- What you should do
Read the material below and tally how many lines hold the word "this", giving the number and nothing else.

Records from a collection of figures:
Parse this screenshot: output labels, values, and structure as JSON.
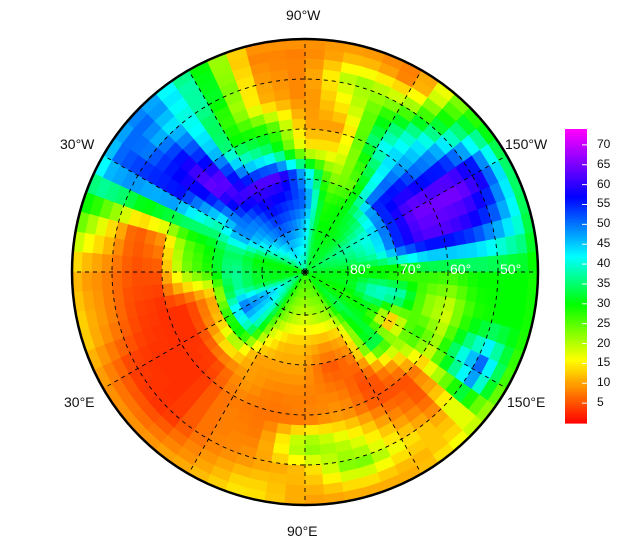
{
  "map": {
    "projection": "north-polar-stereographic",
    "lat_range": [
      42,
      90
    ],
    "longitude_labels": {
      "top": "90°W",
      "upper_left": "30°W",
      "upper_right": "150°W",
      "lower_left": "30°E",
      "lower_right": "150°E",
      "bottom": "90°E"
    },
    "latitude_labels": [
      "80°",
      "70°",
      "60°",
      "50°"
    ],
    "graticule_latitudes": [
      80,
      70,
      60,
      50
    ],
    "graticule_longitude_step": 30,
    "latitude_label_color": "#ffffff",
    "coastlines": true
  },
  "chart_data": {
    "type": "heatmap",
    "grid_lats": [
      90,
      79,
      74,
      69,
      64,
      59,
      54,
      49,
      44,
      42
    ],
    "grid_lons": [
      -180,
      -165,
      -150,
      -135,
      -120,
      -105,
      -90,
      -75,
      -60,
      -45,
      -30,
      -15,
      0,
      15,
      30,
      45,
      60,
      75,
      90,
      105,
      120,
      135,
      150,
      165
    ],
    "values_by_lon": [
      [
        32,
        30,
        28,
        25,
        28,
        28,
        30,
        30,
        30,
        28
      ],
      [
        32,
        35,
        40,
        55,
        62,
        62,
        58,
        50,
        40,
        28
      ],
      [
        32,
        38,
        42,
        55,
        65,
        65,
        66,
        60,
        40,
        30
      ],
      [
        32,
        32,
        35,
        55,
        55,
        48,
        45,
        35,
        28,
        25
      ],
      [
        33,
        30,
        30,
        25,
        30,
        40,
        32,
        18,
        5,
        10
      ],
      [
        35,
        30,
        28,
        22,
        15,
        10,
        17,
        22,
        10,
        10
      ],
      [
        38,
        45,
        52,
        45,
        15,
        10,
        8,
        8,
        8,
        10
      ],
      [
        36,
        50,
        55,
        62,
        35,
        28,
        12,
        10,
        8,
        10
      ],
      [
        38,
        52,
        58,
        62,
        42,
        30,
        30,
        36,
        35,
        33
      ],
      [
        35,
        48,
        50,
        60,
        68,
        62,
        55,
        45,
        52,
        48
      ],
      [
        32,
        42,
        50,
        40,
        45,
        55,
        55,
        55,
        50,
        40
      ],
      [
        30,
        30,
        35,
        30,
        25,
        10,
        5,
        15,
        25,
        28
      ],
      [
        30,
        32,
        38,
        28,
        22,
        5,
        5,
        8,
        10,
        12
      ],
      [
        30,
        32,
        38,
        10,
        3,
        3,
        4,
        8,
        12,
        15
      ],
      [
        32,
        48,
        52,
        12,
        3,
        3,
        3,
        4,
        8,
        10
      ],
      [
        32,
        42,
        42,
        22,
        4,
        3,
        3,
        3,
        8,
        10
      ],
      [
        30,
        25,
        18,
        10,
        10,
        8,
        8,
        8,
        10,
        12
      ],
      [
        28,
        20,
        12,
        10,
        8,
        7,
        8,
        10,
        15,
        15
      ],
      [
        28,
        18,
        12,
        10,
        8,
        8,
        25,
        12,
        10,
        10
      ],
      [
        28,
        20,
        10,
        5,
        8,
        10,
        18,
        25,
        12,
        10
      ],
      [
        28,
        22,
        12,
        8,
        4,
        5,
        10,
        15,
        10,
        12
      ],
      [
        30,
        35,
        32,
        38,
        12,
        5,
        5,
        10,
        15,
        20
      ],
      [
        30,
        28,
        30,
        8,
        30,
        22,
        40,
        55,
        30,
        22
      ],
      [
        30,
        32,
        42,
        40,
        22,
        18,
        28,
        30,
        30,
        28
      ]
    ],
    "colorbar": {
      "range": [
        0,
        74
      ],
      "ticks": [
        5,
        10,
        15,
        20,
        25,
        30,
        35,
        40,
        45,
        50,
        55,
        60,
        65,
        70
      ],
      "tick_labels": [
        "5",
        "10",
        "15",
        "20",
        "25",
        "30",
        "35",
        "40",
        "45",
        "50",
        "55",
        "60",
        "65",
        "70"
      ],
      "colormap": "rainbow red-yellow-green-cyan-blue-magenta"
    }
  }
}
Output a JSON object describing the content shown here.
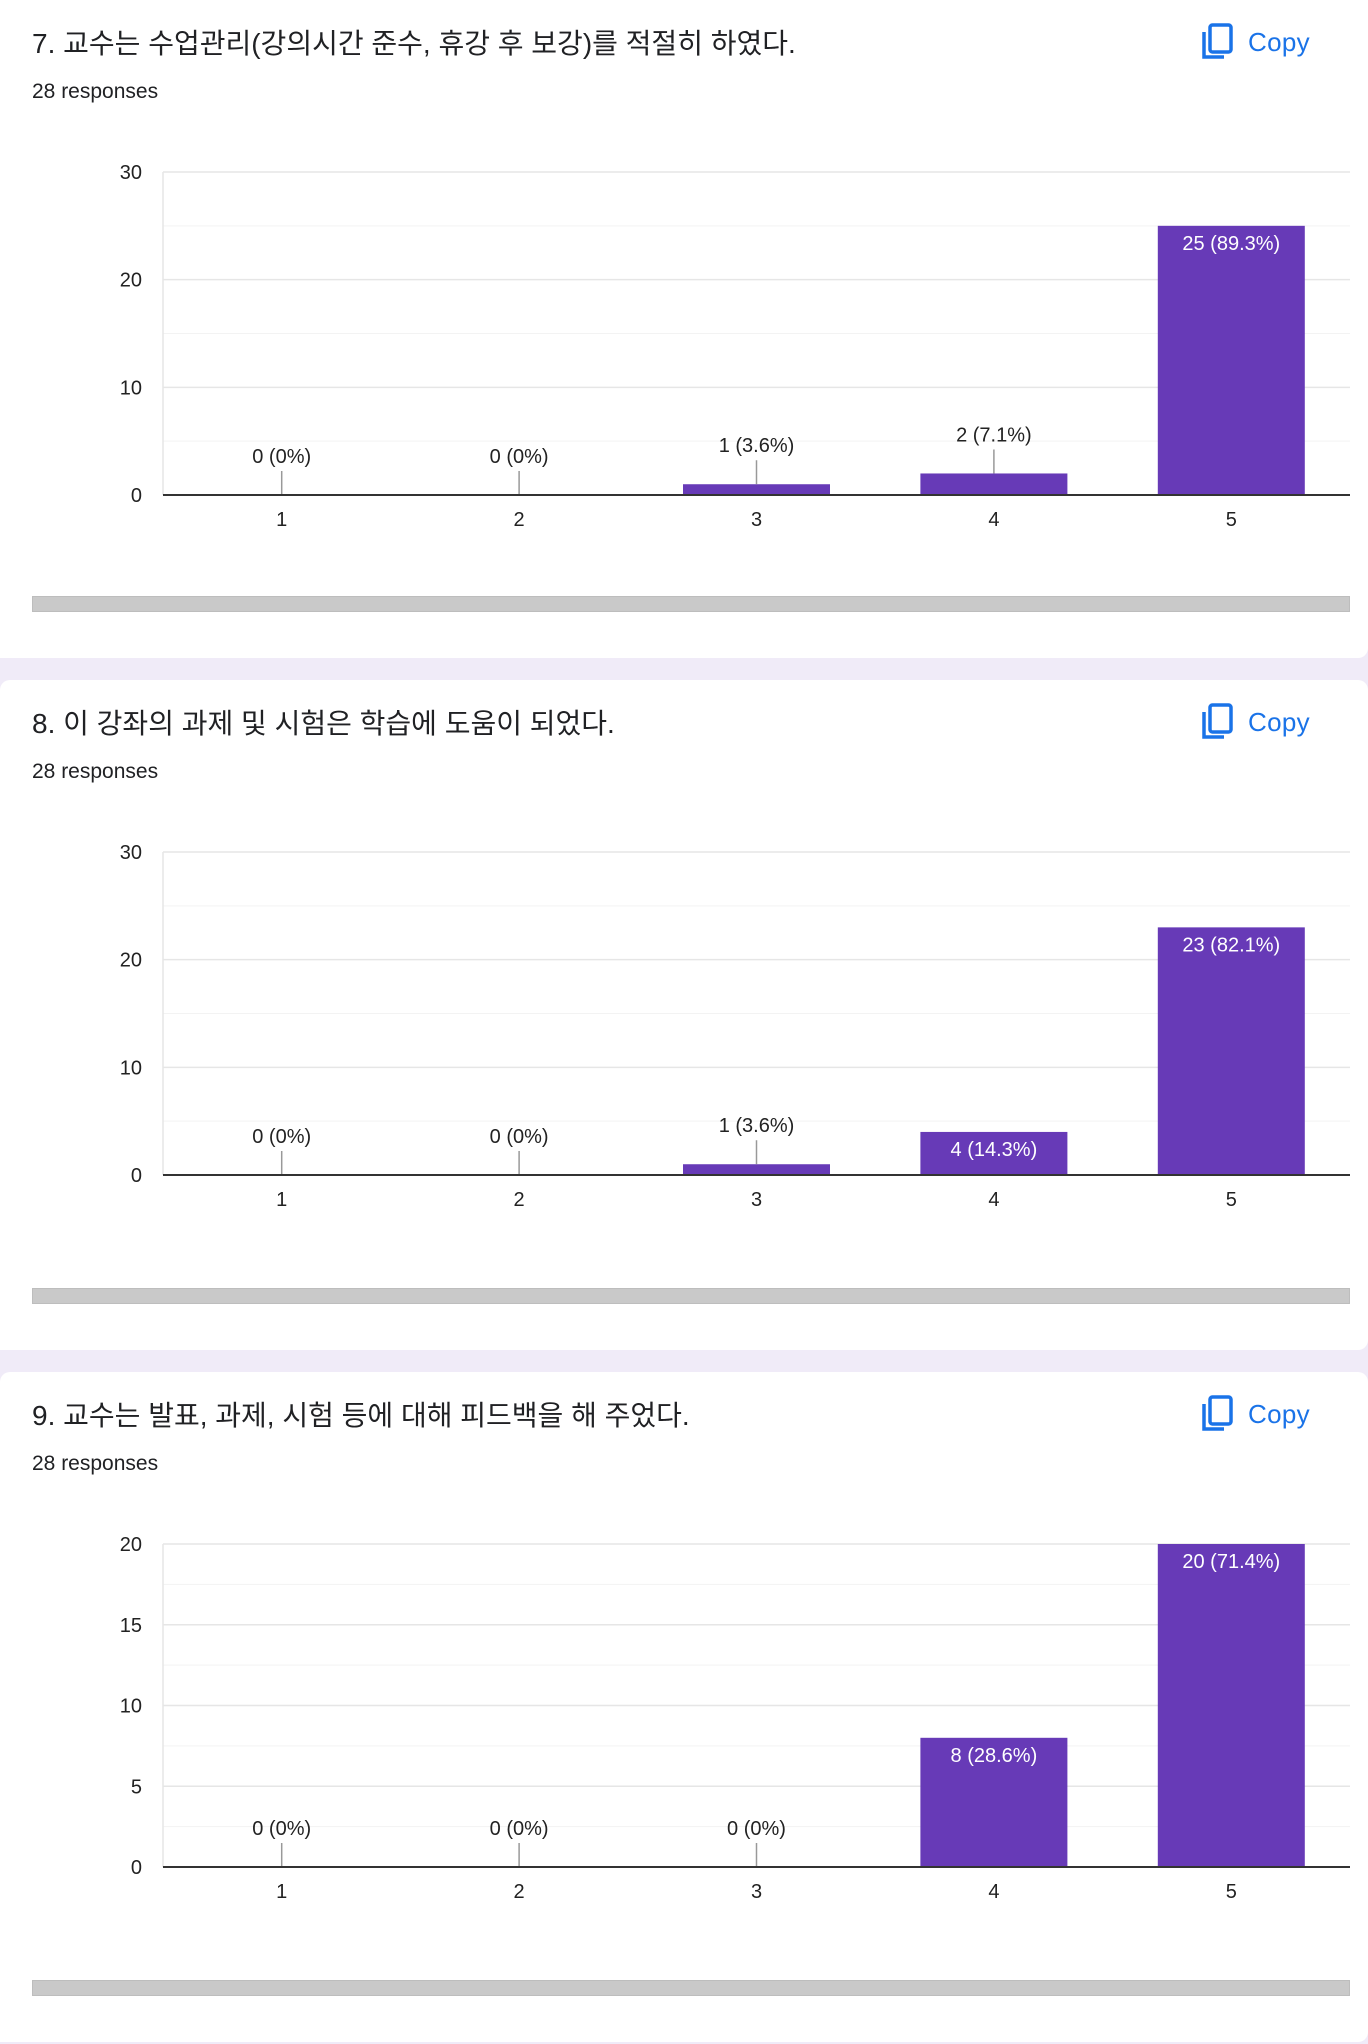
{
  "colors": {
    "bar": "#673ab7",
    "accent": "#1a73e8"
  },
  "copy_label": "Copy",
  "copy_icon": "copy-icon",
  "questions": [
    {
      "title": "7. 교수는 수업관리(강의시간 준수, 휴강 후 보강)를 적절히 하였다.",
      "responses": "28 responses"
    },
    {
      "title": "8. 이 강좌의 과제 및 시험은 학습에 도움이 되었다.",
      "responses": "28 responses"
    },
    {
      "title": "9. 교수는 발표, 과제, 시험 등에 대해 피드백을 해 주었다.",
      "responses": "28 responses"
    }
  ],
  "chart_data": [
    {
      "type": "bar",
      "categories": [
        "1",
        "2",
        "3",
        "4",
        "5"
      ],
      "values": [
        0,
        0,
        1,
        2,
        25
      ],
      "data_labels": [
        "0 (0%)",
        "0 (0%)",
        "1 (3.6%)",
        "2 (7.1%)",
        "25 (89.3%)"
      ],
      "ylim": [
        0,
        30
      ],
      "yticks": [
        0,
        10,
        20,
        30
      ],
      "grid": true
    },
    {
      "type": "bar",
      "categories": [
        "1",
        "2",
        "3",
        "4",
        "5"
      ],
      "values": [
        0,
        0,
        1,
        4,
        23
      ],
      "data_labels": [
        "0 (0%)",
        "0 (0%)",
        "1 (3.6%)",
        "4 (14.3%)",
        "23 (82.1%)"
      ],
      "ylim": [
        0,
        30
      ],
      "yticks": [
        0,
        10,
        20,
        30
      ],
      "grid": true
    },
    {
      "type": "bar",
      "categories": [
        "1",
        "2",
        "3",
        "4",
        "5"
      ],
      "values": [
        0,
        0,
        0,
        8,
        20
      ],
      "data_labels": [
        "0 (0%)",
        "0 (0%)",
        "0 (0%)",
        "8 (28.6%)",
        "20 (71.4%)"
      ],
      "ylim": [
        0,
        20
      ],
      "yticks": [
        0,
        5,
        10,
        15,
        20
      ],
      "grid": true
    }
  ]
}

==

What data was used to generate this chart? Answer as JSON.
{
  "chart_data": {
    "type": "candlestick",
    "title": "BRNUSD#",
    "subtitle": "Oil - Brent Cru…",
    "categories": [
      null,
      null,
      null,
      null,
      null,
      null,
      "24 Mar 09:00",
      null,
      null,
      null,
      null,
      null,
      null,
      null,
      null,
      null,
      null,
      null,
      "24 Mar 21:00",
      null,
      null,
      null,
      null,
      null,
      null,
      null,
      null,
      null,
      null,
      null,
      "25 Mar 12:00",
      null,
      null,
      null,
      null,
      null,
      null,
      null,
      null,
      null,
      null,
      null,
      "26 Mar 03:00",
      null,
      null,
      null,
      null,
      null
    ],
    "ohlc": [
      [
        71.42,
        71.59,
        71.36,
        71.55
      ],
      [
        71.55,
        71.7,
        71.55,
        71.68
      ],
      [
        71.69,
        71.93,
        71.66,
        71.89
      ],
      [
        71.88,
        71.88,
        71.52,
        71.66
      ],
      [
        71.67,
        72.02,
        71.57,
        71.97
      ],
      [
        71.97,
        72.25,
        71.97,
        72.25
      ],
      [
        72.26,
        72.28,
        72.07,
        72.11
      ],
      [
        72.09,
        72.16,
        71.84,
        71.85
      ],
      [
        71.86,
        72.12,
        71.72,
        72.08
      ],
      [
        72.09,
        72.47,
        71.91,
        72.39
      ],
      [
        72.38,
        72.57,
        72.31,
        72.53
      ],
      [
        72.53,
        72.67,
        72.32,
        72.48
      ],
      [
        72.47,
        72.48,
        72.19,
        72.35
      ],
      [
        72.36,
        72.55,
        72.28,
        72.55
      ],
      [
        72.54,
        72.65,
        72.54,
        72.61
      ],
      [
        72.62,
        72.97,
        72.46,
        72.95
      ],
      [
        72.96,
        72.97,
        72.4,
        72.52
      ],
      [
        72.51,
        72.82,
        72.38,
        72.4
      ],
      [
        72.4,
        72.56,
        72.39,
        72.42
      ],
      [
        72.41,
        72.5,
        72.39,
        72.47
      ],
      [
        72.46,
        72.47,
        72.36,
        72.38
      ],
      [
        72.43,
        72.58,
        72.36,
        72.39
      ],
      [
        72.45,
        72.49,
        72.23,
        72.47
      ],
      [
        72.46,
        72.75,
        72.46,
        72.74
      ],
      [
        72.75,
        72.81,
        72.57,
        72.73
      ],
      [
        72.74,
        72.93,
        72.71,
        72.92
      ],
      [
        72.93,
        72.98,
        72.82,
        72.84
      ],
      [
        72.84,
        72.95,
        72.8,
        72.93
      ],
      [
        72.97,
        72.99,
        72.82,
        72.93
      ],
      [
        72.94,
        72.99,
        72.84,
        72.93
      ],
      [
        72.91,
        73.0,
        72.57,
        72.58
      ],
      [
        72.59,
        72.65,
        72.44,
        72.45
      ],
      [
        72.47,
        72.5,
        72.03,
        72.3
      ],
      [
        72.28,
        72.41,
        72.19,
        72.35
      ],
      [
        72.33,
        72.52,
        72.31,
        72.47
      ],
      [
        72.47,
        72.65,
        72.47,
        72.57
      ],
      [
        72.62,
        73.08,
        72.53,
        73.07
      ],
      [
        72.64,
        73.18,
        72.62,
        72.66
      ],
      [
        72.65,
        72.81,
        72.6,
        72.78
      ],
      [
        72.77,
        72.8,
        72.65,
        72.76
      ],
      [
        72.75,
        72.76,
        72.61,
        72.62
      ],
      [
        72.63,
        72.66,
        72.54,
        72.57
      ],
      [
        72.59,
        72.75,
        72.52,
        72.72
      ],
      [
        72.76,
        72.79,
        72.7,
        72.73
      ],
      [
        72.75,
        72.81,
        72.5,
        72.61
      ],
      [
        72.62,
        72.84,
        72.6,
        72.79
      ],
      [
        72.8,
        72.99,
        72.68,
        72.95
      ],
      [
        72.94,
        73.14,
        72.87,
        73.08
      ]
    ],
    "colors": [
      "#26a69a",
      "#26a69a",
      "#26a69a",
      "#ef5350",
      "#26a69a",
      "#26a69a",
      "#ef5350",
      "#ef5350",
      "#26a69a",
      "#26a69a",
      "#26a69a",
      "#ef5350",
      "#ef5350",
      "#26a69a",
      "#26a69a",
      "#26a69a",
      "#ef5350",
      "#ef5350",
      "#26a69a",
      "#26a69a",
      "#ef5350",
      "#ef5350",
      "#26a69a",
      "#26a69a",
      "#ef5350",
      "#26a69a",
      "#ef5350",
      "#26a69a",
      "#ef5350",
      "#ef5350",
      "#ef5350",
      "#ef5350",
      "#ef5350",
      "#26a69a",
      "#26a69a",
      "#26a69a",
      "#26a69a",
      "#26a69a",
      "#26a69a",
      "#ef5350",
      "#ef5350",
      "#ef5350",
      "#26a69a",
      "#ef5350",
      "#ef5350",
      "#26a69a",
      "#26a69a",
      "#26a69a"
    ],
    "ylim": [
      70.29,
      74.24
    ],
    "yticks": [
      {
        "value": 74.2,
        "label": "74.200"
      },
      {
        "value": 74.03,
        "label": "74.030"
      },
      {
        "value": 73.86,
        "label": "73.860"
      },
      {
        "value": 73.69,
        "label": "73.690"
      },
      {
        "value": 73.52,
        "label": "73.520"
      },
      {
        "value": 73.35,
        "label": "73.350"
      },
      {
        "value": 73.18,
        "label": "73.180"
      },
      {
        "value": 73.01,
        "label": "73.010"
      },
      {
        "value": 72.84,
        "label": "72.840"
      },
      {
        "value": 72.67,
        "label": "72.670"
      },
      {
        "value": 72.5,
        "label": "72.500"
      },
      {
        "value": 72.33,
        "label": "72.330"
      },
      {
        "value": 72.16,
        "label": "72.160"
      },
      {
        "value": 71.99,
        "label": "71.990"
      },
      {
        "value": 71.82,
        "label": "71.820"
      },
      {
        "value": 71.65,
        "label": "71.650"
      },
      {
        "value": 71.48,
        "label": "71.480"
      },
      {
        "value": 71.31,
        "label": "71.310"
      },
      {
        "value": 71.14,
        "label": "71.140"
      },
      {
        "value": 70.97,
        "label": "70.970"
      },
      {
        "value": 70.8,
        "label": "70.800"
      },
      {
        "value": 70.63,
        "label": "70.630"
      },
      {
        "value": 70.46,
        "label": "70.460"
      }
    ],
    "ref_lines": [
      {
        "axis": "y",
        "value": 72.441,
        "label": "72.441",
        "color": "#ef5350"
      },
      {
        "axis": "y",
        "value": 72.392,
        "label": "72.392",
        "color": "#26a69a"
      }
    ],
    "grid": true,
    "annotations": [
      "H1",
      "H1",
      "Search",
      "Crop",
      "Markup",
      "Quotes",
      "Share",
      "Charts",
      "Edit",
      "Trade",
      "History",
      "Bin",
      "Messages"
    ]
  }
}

- Response below
2